DATASET ROWS:

-=-=-

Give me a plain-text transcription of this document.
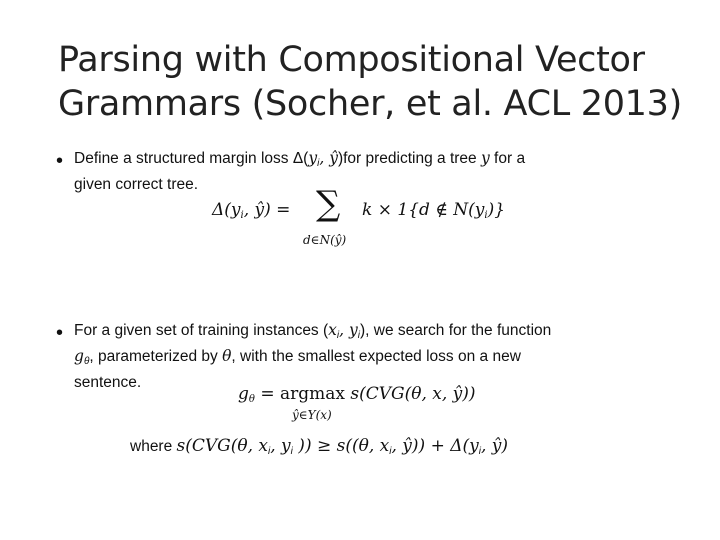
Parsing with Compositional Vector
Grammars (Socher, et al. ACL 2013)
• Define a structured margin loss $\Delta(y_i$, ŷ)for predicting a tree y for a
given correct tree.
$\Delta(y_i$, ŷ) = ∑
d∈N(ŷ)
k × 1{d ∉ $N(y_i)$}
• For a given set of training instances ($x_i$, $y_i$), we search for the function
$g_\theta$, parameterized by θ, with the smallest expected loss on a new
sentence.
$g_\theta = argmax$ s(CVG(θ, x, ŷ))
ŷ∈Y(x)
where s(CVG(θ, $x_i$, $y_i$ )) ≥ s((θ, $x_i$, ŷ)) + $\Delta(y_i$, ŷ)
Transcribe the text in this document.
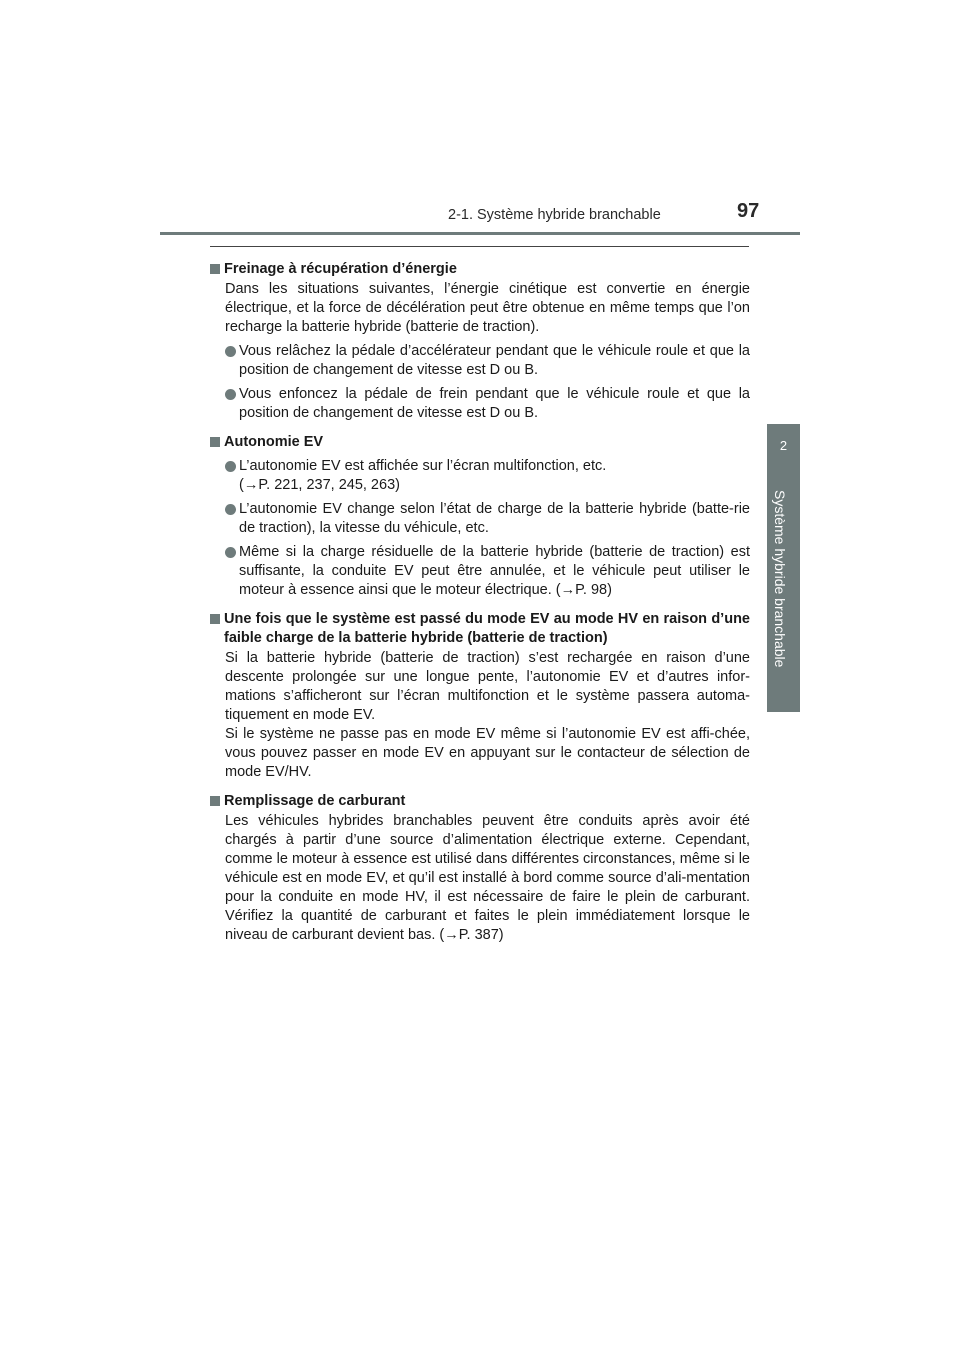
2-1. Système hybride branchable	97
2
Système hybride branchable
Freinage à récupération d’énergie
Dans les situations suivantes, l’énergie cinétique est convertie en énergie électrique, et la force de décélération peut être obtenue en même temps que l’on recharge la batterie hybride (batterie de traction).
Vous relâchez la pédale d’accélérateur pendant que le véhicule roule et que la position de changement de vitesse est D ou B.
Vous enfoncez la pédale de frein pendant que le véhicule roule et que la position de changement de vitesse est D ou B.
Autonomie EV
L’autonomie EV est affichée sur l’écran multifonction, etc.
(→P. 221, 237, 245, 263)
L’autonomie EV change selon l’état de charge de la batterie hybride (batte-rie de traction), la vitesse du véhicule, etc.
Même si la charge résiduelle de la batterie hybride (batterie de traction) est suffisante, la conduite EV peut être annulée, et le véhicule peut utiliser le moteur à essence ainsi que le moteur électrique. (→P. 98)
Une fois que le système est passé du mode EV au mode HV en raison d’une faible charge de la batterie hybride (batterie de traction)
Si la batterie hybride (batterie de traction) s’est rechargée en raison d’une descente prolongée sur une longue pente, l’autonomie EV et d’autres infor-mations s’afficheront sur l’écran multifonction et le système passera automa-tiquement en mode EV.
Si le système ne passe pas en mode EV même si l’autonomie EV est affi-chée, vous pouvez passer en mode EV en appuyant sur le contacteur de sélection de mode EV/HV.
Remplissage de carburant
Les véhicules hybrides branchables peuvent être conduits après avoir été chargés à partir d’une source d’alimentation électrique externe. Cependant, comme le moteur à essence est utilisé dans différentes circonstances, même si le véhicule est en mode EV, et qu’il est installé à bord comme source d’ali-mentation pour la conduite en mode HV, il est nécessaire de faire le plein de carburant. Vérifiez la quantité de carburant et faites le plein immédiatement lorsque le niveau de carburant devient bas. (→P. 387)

-=-=-

PROBLEM REQUIREMENTS: Select and copy every line of the listing with the word "tree".

RESULT FOR THIS EXERCISE:
• Define a structured margin loss $\Delta(y_i$, ŷ)for predicting a tree y for a
given correct tree.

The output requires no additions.